▶ Aim A
According to the passage on celebrity culture, what is fame mainly a by-product of in the American Dream?
▶ Aim B
List the examples the passage on celebrity culture gives of nationwide factors that present the idea of becoming a celebrity.
▶ Aim C
Write the next few sentences of the passage on celebrity culture, picking up after its final sentence.

Your life is so special. That people you don’t know, people you have never met, and have no idea even exist will ‘celebrate’ your life as if you were their long lost [rich] offspring. But what do you think about this. I can’t help getting the feeling living in this country, that the overall goal is to either become a celebrity, or even worse, for one’s relative to become one, so they can experience fame and wealth without having the burden. I’m sure this is true in other country’s cultures too, however most of the factors presenting the idea are nationwide (like media – national newspapers, TV channels/programmes, musical charts, sports leagues). The idea is the same of course. The United States have similar media, TV, Music, and sports type institutions, and I’m sure they in some part, experience the same phenomenon. But when you talk about ‘The American Dream’ it’s likely to include riches in its purest dreamlike form. It may include fame. But you get the feeling that’s mainly a bi-product of whatever it is that got you the money.

(Element placement records)
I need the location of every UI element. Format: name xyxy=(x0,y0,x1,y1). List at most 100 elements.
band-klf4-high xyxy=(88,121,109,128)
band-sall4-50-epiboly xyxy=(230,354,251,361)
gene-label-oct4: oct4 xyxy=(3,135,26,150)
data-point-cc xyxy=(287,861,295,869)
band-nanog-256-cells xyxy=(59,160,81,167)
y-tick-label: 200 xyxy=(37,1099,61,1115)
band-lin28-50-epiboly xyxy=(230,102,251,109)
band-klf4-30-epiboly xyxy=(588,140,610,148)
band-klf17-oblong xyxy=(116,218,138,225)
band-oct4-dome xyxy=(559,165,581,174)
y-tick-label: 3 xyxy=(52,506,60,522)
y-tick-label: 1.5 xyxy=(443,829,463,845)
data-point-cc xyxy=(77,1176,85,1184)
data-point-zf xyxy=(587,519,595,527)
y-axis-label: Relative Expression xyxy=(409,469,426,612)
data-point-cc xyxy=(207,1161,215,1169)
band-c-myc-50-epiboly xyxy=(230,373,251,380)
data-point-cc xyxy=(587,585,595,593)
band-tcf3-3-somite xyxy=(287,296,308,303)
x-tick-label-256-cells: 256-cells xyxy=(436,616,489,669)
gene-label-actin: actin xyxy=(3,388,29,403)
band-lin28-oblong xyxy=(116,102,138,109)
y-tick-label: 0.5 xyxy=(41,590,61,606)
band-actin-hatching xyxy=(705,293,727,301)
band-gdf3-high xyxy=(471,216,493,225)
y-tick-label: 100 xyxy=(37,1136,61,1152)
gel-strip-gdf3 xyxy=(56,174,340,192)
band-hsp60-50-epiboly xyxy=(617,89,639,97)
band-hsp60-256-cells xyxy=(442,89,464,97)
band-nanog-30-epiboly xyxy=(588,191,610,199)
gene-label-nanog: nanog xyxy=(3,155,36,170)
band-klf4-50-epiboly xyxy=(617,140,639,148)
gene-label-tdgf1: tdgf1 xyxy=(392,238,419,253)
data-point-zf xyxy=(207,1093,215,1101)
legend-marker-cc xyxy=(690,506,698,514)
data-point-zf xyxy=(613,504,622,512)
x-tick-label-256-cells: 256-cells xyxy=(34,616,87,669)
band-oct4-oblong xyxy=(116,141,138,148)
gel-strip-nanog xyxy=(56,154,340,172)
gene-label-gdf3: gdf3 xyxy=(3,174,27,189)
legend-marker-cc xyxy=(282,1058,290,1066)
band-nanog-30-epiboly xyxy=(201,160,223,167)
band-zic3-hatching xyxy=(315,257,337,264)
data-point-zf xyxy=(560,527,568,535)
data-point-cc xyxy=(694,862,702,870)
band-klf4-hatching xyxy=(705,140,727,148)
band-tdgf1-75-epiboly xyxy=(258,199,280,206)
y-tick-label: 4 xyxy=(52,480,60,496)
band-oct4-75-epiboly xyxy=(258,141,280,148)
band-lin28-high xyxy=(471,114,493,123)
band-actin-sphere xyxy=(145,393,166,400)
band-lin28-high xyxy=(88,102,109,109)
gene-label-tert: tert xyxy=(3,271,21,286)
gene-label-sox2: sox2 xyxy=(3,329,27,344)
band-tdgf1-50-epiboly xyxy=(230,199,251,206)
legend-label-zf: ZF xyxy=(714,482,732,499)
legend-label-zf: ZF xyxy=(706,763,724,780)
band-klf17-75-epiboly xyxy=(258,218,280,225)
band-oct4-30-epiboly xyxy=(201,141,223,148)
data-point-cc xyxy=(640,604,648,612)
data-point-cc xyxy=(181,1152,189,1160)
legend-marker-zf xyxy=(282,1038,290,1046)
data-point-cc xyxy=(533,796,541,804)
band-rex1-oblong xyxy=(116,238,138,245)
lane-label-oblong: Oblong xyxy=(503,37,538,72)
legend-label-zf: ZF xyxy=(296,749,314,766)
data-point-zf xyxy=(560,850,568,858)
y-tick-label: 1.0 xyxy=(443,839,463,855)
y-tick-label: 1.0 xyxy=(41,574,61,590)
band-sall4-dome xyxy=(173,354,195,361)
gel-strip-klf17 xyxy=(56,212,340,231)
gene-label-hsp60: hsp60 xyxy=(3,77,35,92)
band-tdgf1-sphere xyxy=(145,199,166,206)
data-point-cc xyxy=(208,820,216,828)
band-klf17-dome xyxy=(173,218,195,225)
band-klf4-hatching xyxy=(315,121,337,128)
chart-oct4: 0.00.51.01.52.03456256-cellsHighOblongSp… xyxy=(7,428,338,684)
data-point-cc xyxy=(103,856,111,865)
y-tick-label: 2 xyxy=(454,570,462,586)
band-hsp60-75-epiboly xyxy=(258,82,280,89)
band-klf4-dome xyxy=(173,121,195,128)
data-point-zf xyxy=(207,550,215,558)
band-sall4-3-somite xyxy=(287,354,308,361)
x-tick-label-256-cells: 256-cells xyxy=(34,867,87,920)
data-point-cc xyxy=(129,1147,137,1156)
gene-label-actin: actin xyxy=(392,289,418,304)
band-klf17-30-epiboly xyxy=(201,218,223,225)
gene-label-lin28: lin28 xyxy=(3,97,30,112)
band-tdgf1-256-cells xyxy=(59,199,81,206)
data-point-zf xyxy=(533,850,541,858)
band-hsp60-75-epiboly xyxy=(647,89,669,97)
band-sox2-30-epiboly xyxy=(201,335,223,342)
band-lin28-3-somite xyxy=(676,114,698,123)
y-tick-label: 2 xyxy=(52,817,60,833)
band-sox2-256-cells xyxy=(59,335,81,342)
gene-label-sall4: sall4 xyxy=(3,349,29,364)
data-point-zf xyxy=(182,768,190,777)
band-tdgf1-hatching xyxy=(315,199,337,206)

▶ Task result A
Whatever it is that got you the money.

▶ Task result B
National newspapers, TV channels/programmes, musical charts, sports leagues

▶ Task result C
Traditionally, to make it, in the promised land, the new world (as they still call it), was to start off with nothing. To arrive with nothing but the clothes on your back. If you have the work and the will inside you, if you’re willing to put in the effort to make it happen, then maybe it won’t. but it can. That’s the Dream right? It doesn’t matter how poor your family is, about what country you’re from, about the good looks or natural talent you were born with. If you want something bad enough, you can get it. It’s a nice idea, one which I’ve always admired. Especially with it being taught to children. Keeps them out of trouble.
But this new… British Dream, is to become famous. Even if it’s only to appear on Jeremy Kyle. Take the case of Karen Mathews. We all know the case. She told the police (and subsequently the press) that her daughter was missing and believed kidnapped, originally (or so was believed) to gain money, and charitable gifts. But what do you think she thought of the media coverage given to her then, and the ongoing attention given to her in prison. She can’t (under law) profit from any crime she committed, so she won’t make any money from it. But does she enjoy being infamous?
Is infamy, just as good/bad as fame?
A case study of sports stars might agree, if not suggest the theory goes all but far enough. I first started thinking about writing this article as soon as Tiger Woods was revealed to be a ‘Love-Rat’. As the idea was rattling around my head, John Terry and Ashley Cole both became superstars of their own respective media shitstorms as well. These are people who the common public hold in the highest regard. They are thought to have everything. Money, talent, and beautiful women. For many of this generation, the celebrity status is a kiss of death. Give enough cash to, and throw enough loose women with low self-esteem at an immature male, and he can’t help himself. But these are three men with loving wives and families!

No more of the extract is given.